Copy every line that holds "فیتنا".

═════ EXTRACTED RECORDS

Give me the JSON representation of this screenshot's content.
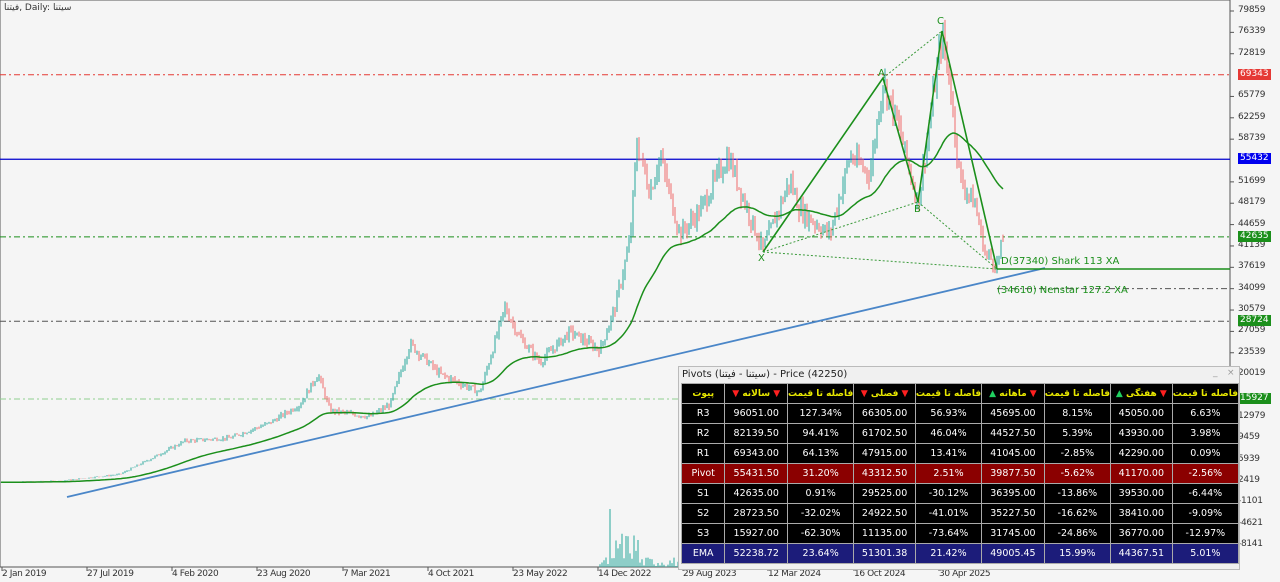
{
  "window_title": "فیتنا, Daily: سیتنا",
  "colors": {
    "bull": "#26a69a",
    "bear": "#ef6b6b",
    "ma": "#1b8f1b",
    "resistance_line": "#e53935",
    "pivot_line": "#0000cc",
    "support_line": "#1b8f1b",
    "trendline": "#4a86c8"
  },
  "price_axis": {
    "ticks": [
      "79859",
      "76339",
      "72819",
      "65779",
      "62259",
      "58739",
      "51699",
      "48179",
      "44659",
      "41139",
      "37619",
      "34099",
      "30579",
      "27059",
      "23539",
      "20019",
      "12979",
      "9459",
      "5939",
      "2419",
      "-1101",
      "-4621",
      "-8141"
    ],
    "tags": [
      {
        "value": "69343",
        "color": "#e53935"
      },
      {
        "value": "55432",
        "color": "#0000ee"
      },
      {
        "value": "42635",
        "color": "#1b8f1b"
      },
      {
        "value": "28724",
        "color": "#1b8f1b"
      },
      {
        "value": "15927",
        "color": "#1b8f1b"
      }
    ]
  },
  "time_axis": [
    "2 Jan 2019",
    "27 Jul 2019",
    "4 Feb 2020",
    "23 Aug 2020",
    "7 Mar 2021",
    "4 Oct 2021",
    "23 May 2022",
    "14 Dec 2022",
    "29 Aug 2023",
    "12 Mar 2024",
    "16 Oct 2024",
    "30 Apr 2025"
  ],
  "pattern": {
    "points": {
      "X": "X",
      "A": "A",
      "B": "B",
      "C": "C"
    },
    "d_label": "D(37340) Shark 113 XA",
    "alt_label": "(34610) Nenstar 127.2 XA"
  },
  "pivots": {
    "title": "Pivots (سیتنا - فیتنا) - Price (42250)",
    "minimize": "_",
    "close": "×",
    "headers": [
      {
        "label": "پیوت"
      },
      {
        "label": "سالانه",
        "left": "▼",
        "right": "▼",
        "lc": "dn",
        "rc": "dn"
      },
      {
        "label": "فاصله تا قیمت"
      },
      {
        "label": "فصلی",
        "left": "▼",
        "right": "▼",
        "lc": "dn",
        "rc": "dn"
      },
      {
        "label": "فاصله تا قیمت"
      },
      {
        "label": "ماهانه",
        "left": "▲",
        "right": "▼",
        "lc": "up",
        "rc": "dn"
      },
      {
        "label": "فاصله تا قیمت"
      },
      {
        "label": "هفتگی",
        "left": "▲",
        "right": "▼",
        "lc": "up",
        "rc": "dn"
      },
      {
        "label": "فاصله تا قیمت"
      }
    ],
    "rows": [
      [
        "R3",
        "96051.00",
        "127.34%",
        "66305.00",
        "56.93%",
        "45695.00",
        "8.15%",
        "45050.00",
        "6.63%"
      ],
      [
        "R2",
        "82139.50",
        "94.41%",
        "61702.50",
        "46.04%",
        "44527.50",
        "5.39%",
        "43930.00",
        "3.98%"
      ],
      [
        "R1",
        "69343.00",
        "64.13%",
        "47915.00",
        "13.41%",
        "41045.00",
        "-2.85%",
        "42290.00",
        "0.09%"
      ],
      [
        "Pivot",
        "55431.50",
        "31.20%",
        "43312.50",
        "2.51%",
        "39877.50",
        "-5.62%",
        "41170.00",
        "-2.56%"
      ],
      [
        "S1",
        "42635.00",
        "0.91%",
        "29525.00",
        "-30.12%",
        "36395.00",
        "-13.86%",
        "39530.00",
        "-6.44%"
      ],
      [
        "S2",
        "28723.50",
        "-32.02%",
        "24922.50",
        "-41.01%",
        "35227.50",
        "-16.62%",
        "38410.00",
        "-9.09%"
      ],
      [
        "S3",
        "15927.00",
        "-62.30%",
        "11135.00",
        "-73.64%",
        "31745.00",
        "-24.86%",
        "36770.00",
        "-12.97%"
      ],
      [
        "EMA",
        "52238.72",
        "23.64%",
        "51301.38",
        "21.42%",
        "49005.45",
        "15.99%",
        "44367.51",
        "5.01%"
      ]
    ]
  }
}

══════════

▸ **OUTPUT FOR THIS EXERCISE**
  "window_title": "فیتنا, Daily: سیتنا",
    "title": "Pivots (سیتنا - فیتنا) - Price (42250)",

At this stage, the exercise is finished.